● Exercise task
Locate the string "value" in the records below. Copy every line where it occurs.

● Record excerpts
------------

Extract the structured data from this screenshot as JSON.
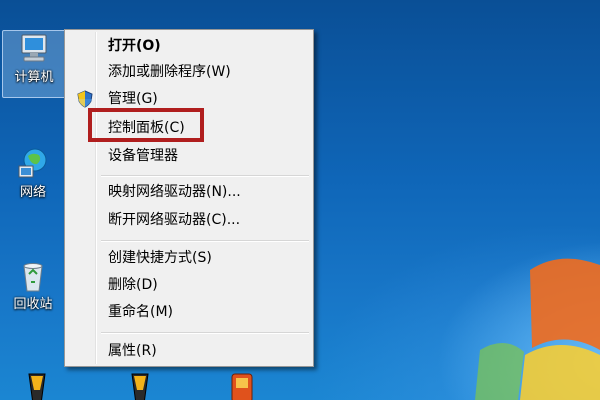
{
  "desktop_icons": [
    {
      "label": "计算机",
      "icon": "computer-icon"
    },
    {
      "label": "网络",
      "icon": "network-icon"
    },
    {
      "label": "回收站",
      "icon": "recycle-bin-icon"
    },
    {
      "label": "",
      "icon": "program-shortcut-icon"
    },
    {
      "label": "",
      "icon": "program-shortcut-icon"
    },
    {
      "label": "",
      "icon": "program-shortcut-icon"
    }
  ],
  "context_menu": {
    "items": [
      {
        "label": "打开(O)",
        "bold": true
      },
      {
        "label": "添加或删除程序(W)"
      },
      {
        "label": "管理(G)",
        "icon": "shield-icon"
      },
      {
        "label": "控制面板(C)",
        "highlighted": true
      },
      {
        "label": "设备管理器"
      },
      {
        "label": "映射网络驱动器(N)..."
      },
      {
        "label": "断开网络驱动器(C)..."
      },
      {
        "label": "创建快捷方式(S)"
      },
      {
        "label": "删除(D)"
      },
      {
        "label": "重命名(M)"
      },
      {
        "label": "属性(R)"
      }
    ]
  },
  "colors": {
    "highlight_border": "#b01e1e",
    "menu_background": "#f0f0f0",
    "desktop_blue": "#0f66b8"
  }
}
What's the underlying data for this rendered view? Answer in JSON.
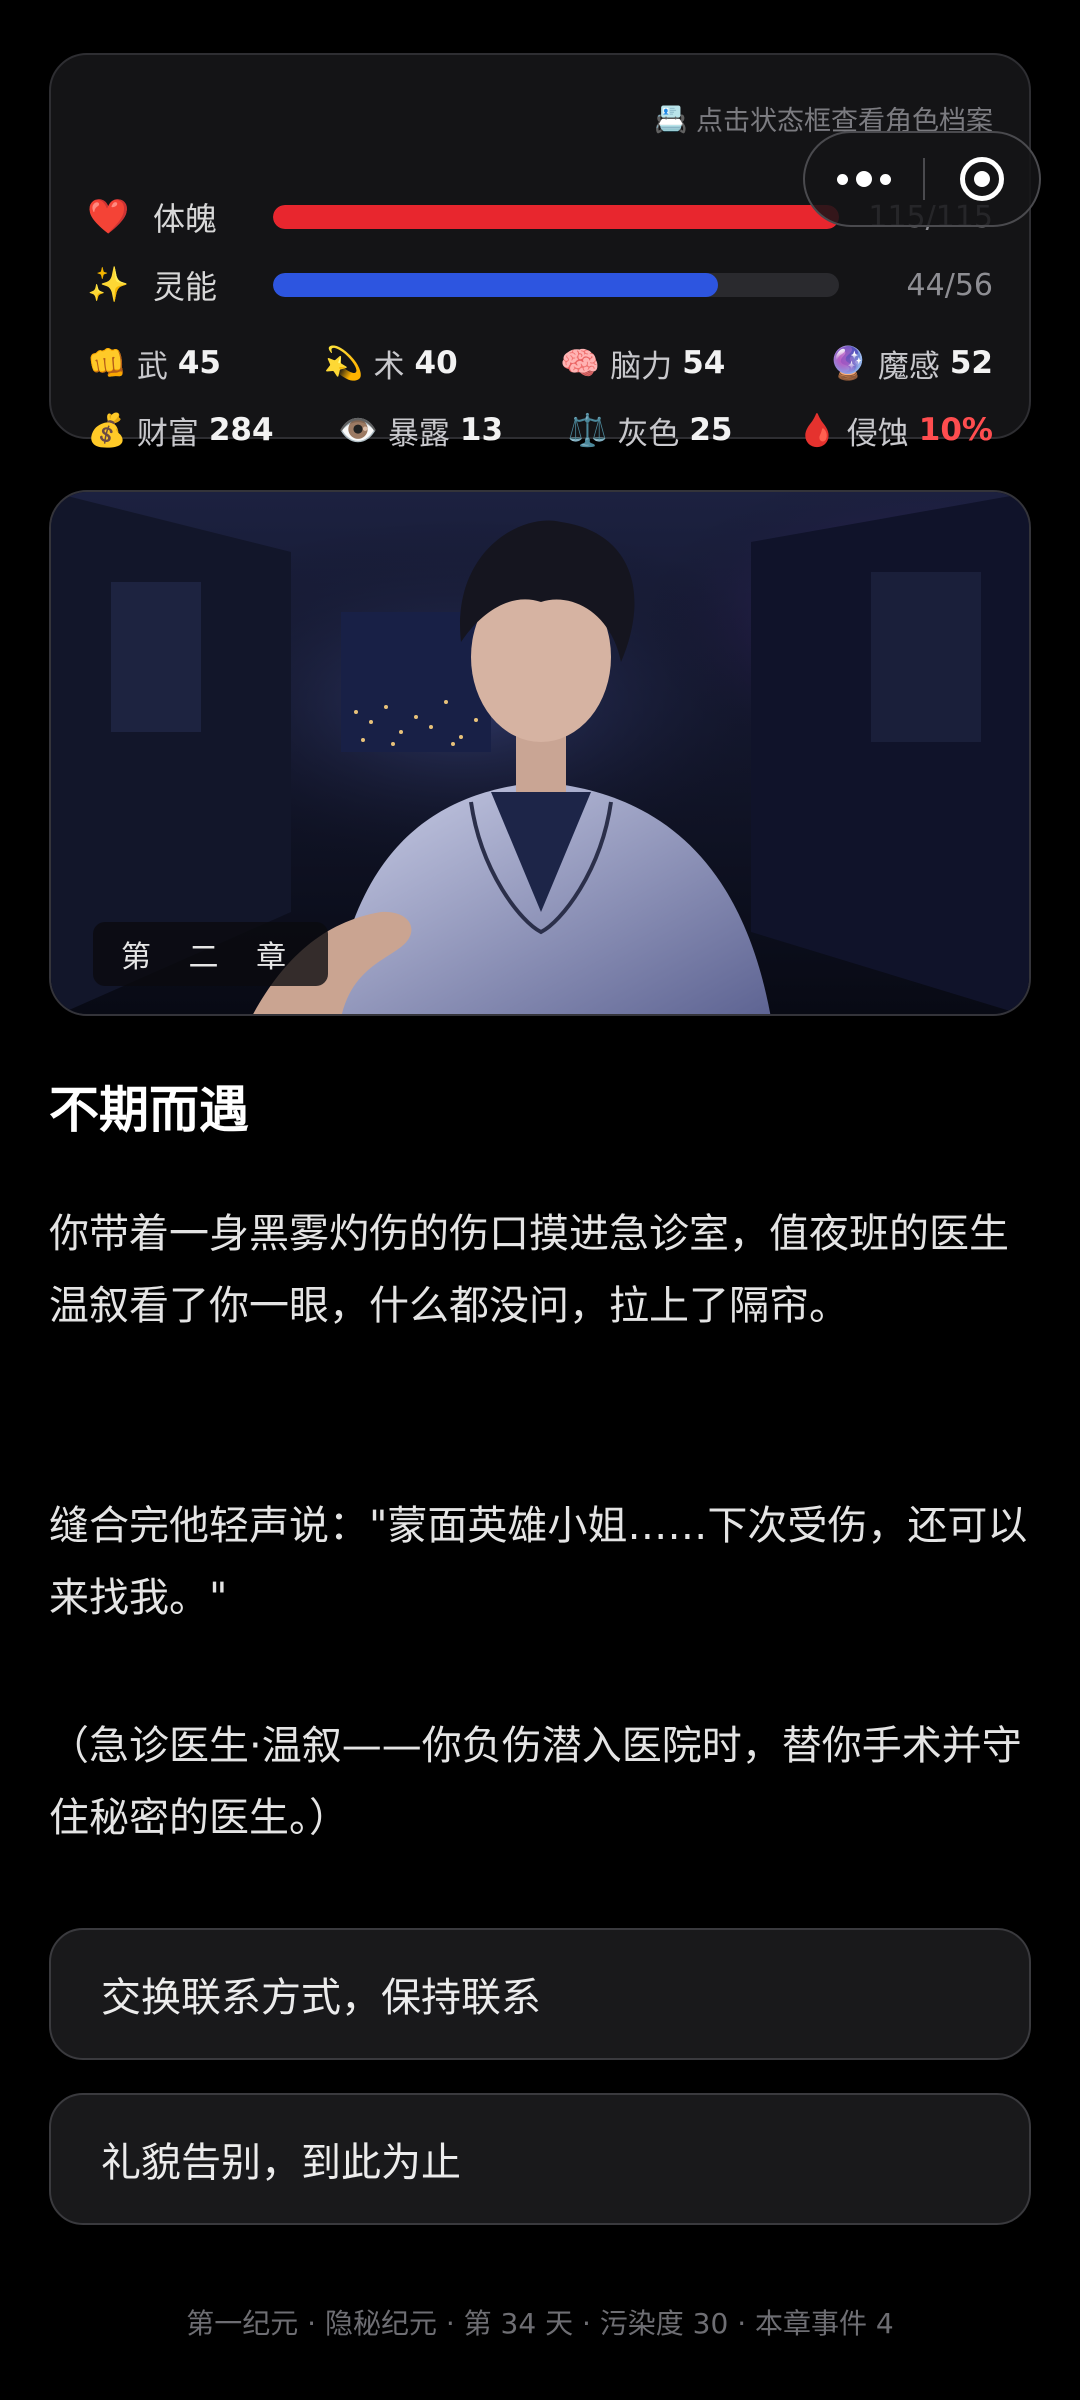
{
  "status": {
    "hint": "点击状态框查看角色档案",
    "hint_icon": "id-card-icon",
    "hp": {
      "icon": "❤️",
      "label": "体魄",
      "current": 115,
      "max": 115,
      "display": "115/115",
      "color": "#e8262e"
    },
    "mp": {
      "icon": "✨",
      "label": "灵能",
      "current": 44,
      "max": 56,
      "display": "44/56",
      "color": "#2d55e0"
    },
    "stats_row1": [
      {
        "icon": "👊",
        "label": "武",
        "value": "45"
      },
      {
        "icon": "💫",
        "label": "术",
        "value": "40"
      },
      {
        "icon": "🧠",
        "label": "脑力",
        "value": "54"
      },
      {
        "icon": "🔮",
        "label": "魔感",
        "value": "52"
      }
    ],
    "stats_row2": [
      {
        "icon": "💰",
        "label": "财富",
        "value": "284"
      },
      {
        "icon": "👁️",
        "label": "暴露",
        "value": "13"
      },
      {
        "icon": "⚖️",
        "label": "灰色",
        "value": "25"
      },
      {
        "icon": "🩸",
        "label": "侵蚀",
        "value": "10%",
        "danger_color": "#ff4d4f"
      }
    ]
  },
  "capsule": {
    "more_icon": "more-dots-icon",
    "close_icon": "close-circle-icon"
  },
  "chapter": {
    "badge": "第 二 章",
    "title": "不期而遇",
    "paragraphs": [
      "你带着一身黑雾灼伤的伤口摸进急诊室，值夜班的医生温叙看了你一眼，什么都没问，拉上了隔帘。",
      "缝合完他轻声说：\"蒙面英雄小姐……下次受伤，还可以来找我。\"",
      "（急诊医生·温叙——你负伤潜入医院时，替你手术并守住秘密的医生。）"
    ]
  },
  "choices": [
    {
      "label": "交换联系方式，保持联系"
    },
    {
      "label": "礼貌告别，到此为止"
    }
  ],
  "footer": "第一纪元 · 隐秘纪元 · 第 34 天 · 污染度 30 · 本章事件 4"
}
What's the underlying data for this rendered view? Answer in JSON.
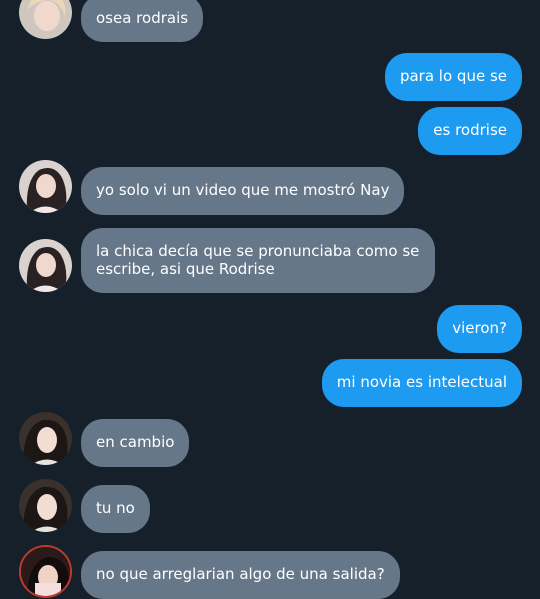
{
  "messages": [
    {
      "side": "in",
      "text": "osea rodrais",
      "avatar": "avatar-blonde-person"
    },
    {
      "side": "out",
      "text": "para lo que se"
    },
    {
      "side": "out",
      "text": "es rodrise"
    },
    {
      "side": "in",
      "text": "yo solo vi un video que me mostró Nay",
      "avatar": "avatar-dark-hair-girl"
    },
    {
      "side": "in",
      "text": "la chica decía que se pronunciaba como se escribe, asi que Rodrise",
      "avatar": "avatar-dark-hair-girl"
    },
    {
      "side": "out",
      "text": "vieron?"
    },
    {
      "side": "out",
      "text": "mi novia es intelectual"
    },
    {
      "side": "in",
      "text": "en cambio",
      "avatar": "avatar-long-hair-girl"
    },
    {
      "side": "in",
      "text": "tu no",
      "avatar": "avatar-long-hair-girl"
    },
    {
      "side": "in",
      "text": "no que arreglarian algo de una salida?",
      "avatar": "avatar-red-ring-girl"
    }
  ],
  "colors": {
    "background": "#16202a",
    "incoming_bubble": "#67778a",
    "outgoing_bubble": "#1d9bf0"
  }
}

------------

● Solution for this task
        "value": "45"
        "value": "40"
        "value": "54"
        "value": "52"
        "value": "284"
        "value": "13"
        "value": "25"
        "value": "10%",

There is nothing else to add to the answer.